**Your instructions**
Find each line with the string "kraju" and report it.

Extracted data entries
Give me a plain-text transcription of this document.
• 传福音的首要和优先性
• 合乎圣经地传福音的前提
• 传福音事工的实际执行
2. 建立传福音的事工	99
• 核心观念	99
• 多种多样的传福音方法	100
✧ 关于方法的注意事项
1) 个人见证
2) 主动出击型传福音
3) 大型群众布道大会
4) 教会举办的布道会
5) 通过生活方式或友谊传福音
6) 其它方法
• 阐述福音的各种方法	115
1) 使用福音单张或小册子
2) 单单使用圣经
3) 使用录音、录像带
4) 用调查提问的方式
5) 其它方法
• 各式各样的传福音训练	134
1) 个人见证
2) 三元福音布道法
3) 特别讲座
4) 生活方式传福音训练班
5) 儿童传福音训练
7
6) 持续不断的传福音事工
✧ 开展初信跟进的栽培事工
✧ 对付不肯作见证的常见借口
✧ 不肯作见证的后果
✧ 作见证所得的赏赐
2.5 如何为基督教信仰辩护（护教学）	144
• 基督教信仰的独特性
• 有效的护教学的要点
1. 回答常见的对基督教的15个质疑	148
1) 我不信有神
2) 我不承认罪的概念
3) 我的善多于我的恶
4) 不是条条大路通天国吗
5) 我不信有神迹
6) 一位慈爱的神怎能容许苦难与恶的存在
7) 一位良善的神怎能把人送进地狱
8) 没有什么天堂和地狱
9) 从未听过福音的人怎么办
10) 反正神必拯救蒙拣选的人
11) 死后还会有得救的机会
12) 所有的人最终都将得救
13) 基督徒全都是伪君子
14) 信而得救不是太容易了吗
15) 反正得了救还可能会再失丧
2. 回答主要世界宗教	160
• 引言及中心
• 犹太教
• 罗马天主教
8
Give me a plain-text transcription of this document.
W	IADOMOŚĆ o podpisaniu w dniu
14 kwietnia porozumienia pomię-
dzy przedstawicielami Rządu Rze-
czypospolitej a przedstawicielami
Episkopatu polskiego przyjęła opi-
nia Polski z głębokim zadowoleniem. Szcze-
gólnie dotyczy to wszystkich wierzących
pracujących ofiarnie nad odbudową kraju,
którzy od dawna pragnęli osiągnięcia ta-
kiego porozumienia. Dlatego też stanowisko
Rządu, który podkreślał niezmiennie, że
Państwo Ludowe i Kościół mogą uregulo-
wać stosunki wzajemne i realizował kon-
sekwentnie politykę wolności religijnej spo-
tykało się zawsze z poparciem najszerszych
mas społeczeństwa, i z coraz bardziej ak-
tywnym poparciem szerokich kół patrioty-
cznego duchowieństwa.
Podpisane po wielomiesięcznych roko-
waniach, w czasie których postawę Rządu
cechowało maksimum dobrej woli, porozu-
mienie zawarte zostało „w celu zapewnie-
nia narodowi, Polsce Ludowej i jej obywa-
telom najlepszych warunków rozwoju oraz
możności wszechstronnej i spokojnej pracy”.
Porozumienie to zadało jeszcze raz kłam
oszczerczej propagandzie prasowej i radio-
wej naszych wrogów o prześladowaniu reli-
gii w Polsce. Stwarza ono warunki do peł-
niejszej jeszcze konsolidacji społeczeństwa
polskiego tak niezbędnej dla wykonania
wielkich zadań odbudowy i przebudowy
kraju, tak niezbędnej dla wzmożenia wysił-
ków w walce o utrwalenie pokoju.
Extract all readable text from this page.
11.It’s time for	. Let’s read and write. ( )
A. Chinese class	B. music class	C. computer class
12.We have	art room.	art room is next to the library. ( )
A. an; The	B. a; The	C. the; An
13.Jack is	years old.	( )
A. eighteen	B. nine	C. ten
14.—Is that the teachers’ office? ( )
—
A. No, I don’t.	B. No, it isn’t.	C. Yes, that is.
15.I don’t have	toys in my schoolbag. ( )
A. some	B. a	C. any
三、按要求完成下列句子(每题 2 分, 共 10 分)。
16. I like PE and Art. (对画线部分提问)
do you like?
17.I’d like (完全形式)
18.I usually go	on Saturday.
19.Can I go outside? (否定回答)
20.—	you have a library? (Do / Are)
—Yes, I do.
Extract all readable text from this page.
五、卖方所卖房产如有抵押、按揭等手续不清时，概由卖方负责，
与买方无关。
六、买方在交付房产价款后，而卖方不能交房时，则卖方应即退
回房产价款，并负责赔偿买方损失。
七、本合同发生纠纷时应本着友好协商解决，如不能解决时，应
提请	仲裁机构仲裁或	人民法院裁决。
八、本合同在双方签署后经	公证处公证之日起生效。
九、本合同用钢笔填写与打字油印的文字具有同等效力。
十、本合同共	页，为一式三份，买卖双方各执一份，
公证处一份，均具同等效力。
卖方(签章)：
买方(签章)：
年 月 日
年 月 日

**Written reply**
pracujących ofiarnie nad odbudową kraju,
kraju, tak niezbędnej dla wzmożenia wysił-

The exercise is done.